PROBLEM REQUIREMENTS:
Identify the lines bearing the string "Navn" and gather them.

RECORDS FOR THIS EXERCISE:

□ □ □ □

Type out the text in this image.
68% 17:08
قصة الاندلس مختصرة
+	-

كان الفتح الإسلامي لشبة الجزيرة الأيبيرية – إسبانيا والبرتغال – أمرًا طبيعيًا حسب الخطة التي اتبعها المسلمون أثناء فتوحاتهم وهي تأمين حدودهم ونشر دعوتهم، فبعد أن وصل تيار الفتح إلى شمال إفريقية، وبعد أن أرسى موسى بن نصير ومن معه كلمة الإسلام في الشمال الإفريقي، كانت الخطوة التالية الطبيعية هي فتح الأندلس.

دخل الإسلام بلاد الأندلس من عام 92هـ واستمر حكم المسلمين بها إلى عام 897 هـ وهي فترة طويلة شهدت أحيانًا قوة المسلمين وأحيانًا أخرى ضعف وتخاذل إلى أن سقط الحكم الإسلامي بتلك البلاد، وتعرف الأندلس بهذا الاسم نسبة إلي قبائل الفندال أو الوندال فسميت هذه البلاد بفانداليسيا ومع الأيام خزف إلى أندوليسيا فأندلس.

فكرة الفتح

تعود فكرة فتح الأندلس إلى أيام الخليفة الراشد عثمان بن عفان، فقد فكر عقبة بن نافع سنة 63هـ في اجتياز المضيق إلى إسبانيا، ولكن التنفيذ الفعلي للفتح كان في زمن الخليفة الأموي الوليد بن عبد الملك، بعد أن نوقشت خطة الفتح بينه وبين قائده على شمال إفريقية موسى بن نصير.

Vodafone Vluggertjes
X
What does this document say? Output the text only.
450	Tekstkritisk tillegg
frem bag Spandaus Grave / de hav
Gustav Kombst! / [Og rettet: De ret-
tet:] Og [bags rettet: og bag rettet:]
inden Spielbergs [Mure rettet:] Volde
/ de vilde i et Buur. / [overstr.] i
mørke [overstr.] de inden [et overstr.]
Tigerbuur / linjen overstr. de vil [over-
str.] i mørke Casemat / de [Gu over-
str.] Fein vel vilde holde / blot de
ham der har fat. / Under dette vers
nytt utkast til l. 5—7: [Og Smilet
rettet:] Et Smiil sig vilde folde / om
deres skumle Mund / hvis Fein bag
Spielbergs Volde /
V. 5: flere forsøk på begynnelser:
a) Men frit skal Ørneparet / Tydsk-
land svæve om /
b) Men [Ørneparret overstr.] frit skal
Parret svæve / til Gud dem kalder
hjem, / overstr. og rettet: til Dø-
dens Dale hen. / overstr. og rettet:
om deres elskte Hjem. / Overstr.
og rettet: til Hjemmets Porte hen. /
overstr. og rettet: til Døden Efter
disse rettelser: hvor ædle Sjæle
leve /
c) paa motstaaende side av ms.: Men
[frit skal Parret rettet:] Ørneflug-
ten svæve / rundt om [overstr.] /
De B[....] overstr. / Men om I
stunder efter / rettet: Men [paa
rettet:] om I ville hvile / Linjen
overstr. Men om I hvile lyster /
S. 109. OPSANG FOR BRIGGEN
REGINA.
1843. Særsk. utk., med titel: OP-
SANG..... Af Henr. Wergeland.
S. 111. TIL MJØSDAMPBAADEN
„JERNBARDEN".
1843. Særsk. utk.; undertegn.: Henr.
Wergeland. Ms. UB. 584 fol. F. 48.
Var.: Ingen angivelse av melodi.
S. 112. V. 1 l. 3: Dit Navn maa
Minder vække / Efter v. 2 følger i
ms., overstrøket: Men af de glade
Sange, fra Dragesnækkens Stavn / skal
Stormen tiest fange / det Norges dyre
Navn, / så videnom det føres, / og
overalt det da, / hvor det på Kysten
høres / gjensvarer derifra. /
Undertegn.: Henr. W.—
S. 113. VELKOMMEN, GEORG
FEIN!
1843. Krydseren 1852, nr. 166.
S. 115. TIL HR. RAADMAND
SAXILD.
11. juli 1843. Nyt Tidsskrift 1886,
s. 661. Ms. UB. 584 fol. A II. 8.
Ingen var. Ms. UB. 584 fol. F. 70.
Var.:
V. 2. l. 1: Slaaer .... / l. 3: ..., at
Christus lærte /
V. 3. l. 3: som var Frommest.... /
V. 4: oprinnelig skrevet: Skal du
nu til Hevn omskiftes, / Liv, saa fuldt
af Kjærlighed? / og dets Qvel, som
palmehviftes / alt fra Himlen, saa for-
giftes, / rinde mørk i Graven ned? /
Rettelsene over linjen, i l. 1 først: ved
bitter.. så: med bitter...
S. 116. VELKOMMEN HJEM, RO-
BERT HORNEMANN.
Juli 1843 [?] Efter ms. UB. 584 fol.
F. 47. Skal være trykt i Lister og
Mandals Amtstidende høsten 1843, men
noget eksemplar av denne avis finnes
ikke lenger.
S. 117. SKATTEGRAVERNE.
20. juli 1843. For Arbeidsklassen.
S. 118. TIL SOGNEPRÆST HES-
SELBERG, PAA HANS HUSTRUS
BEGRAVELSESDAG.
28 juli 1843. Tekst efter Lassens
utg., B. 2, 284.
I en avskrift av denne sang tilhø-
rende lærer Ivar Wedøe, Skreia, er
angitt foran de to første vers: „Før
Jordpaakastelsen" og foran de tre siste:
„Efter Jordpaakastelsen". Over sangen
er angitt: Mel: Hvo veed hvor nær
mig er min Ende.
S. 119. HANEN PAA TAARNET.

□ □ □ □

EXERCISE ANSWER:
S. 112. V. 1 l. 3: Dit Navn maa
Navn, / så videnom det føres, / og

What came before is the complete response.